Records from a dataset:
┄┄┄┄┄┄┄┄┄┄┄┄┄┄┄┄┄┄┄┄

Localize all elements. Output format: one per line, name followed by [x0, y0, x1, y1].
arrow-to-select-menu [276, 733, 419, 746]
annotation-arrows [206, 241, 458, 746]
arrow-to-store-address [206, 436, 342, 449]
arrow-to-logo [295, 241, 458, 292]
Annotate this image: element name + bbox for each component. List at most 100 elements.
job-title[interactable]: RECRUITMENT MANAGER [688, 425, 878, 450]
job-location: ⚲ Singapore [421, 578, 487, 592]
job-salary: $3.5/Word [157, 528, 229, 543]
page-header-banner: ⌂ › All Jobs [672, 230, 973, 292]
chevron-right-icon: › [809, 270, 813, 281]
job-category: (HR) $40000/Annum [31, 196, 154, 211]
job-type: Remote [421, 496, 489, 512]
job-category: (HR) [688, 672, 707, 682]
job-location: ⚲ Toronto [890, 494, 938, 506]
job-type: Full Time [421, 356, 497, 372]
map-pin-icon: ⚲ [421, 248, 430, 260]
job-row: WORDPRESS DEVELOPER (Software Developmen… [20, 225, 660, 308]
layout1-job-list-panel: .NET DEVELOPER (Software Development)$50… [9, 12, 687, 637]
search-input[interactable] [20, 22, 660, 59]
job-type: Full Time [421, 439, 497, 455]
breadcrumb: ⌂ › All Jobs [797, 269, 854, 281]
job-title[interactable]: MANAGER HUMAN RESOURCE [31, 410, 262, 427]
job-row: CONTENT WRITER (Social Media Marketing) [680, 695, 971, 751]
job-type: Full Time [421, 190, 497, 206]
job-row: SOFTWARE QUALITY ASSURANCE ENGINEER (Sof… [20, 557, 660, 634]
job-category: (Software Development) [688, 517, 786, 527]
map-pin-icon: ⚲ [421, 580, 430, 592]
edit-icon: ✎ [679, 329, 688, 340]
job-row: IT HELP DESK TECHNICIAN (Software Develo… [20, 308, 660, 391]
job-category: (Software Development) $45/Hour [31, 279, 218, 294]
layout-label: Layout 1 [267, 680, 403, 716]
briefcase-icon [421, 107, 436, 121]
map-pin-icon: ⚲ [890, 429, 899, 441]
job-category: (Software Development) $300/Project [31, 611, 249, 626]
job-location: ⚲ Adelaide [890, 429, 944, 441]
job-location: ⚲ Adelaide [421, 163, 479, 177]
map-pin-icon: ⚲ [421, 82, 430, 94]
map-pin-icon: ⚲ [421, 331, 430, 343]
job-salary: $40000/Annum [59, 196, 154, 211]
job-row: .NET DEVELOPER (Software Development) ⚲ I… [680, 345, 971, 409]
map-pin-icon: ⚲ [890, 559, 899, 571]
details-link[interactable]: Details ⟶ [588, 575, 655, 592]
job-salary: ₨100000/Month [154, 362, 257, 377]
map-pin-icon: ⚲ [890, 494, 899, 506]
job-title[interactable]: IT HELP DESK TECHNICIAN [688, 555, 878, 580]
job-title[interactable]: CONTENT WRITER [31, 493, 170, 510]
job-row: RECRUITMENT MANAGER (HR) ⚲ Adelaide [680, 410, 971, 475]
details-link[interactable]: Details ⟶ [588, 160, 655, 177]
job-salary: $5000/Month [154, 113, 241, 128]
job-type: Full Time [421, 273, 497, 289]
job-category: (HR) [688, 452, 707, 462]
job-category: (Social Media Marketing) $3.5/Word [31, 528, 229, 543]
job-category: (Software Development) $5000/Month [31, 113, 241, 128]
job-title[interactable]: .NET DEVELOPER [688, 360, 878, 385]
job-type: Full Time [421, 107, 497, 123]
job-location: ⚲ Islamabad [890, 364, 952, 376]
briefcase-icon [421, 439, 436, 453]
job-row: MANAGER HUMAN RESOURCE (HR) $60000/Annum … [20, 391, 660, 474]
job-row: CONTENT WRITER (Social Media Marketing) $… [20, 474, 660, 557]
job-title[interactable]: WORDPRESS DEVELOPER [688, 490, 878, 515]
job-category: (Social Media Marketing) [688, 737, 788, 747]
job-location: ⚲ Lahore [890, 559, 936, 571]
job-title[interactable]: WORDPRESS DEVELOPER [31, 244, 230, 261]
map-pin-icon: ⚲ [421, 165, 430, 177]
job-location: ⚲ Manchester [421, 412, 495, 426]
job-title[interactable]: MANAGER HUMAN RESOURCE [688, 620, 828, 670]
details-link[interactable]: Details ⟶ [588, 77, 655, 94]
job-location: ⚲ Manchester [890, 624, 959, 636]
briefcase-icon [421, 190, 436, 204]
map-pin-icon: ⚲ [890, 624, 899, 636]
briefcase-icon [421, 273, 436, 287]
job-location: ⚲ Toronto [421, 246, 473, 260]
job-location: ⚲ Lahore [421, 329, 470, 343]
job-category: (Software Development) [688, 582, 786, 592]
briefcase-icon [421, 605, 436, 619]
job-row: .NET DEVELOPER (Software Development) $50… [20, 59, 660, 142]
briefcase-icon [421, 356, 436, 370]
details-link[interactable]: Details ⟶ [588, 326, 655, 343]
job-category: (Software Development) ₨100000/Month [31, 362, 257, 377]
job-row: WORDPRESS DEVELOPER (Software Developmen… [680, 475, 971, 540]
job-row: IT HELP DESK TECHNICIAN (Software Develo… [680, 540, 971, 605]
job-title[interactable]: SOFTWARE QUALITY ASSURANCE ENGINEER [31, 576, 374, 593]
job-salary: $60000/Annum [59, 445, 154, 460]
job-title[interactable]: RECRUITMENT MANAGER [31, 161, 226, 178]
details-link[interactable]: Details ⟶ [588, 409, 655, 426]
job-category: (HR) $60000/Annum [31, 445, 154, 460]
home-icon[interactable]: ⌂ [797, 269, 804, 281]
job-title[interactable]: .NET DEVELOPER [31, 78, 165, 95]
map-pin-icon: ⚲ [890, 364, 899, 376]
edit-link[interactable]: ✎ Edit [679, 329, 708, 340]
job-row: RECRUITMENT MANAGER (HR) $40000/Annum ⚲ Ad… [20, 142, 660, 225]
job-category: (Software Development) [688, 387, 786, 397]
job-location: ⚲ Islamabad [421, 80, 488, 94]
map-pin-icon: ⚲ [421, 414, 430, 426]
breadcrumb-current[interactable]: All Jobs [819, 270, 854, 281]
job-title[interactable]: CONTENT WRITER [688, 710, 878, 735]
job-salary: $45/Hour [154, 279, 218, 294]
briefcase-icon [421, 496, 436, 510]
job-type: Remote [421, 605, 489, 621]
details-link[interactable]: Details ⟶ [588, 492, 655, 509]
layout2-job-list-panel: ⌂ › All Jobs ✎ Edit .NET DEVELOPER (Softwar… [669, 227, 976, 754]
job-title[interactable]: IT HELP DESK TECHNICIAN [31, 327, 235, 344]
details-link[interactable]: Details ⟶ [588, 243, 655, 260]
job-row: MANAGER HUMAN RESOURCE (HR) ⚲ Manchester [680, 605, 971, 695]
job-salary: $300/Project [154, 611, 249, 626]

┄┄┄┄┄┄┄┄┄┄┄┄┄┄┄┄┄┄┄┄

Task objective:
From the first line of the data through the line that contains "job-location: ⚲ Toronto [890, 494, 938, 506]", output each line as one string in a JSON list, leaving out blank lines.

Answer:
[
  "Localize all elements. Output format: one per line, name followed by [x0, y0, x1, y1].",
  "arrow-to-select-menu [276, 733, 419, 746]",
  "annotation-arrows [206, 241, 458, 746]",
  "arrow-to-store-address [206, 436, 342, 449]",
  "arrow-to-logo [295, 241, 458, 292]",
  "Annotate this image: element name + bbox for each component. List at most 100 elements.",
  "job-title[interactable]: RECRUITMENT MANAGER [688, 425, 878, 450]",
  "job-location: ⚲ Singapore [421, 578, 487, 592]",
  "job-salary: $3.5/Word [157, 528, 229, 543]",
  "page-header-banner: ⌂ › All Jobs [672, 230, 973, 292]",
  "chevron-right-icon: › [809, 270, 813, 281]",
  "job-category: (HR) $40000/Annum [31, 196, 154, 211]",
  "job-type: Remote [421, 496, 489, 512]",
  "job-category: (HR) [688, 672, 707, 682]",
  "job-location: ⚲ Toronto [890, 494, 938, 506]"
]